Report every line from the material that contains the word "использованию".

Dataset >>
_ _ _ _

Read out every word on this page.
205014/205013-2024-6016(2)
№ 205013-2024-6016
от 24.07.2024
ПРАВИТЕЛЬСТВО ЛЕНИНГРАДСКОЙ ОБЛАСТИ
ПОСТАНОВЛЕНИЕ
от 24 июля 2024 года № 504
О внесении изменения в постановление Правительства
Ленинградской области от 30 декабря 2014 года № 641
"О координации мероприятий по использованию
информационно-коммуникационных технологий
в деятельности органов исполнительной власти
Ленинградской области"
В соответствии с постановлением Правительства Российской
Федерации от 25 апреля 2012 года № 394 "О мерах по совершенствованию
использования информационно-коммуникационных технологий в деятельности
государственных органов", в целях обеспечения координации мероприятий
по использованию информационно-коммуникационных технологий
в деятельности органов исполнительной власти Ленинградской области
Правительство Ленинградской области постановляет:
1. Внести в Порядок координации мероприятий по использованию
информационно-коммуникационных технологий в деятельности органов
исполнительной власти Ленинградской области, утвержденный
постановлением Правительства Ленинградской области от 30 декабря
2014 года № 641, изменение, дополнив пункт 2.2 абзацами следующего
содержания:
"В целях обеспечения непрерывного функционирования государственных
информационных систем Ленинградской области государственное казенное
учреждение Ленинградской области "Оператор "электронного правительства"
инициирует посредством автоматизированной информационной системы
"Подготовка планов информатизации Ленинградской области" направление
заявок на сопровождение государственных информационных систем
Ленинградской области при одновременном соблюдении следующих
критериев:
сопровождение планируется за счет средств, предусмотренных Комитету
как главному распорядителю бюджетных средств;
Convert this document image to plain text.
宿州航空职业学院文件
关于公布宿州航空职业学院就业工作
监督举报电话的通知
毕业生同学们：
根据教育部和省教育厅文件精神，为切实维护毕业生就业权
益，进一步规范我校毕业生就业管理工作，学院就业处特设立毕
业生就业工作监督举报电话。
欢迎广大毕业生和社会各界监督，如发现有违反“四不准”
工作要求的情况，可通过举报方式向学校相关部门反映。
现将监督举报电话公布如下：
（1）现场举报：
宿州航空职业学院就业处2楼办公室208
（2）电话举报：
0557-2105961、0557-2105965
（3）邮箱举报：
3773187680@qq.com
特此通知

_ _ _ _

Final result >>
"О координации мероприятий по использованию
по использованию информационно-коммуникационных технологий
1. Внести в Порядок координации мероприятий по использованию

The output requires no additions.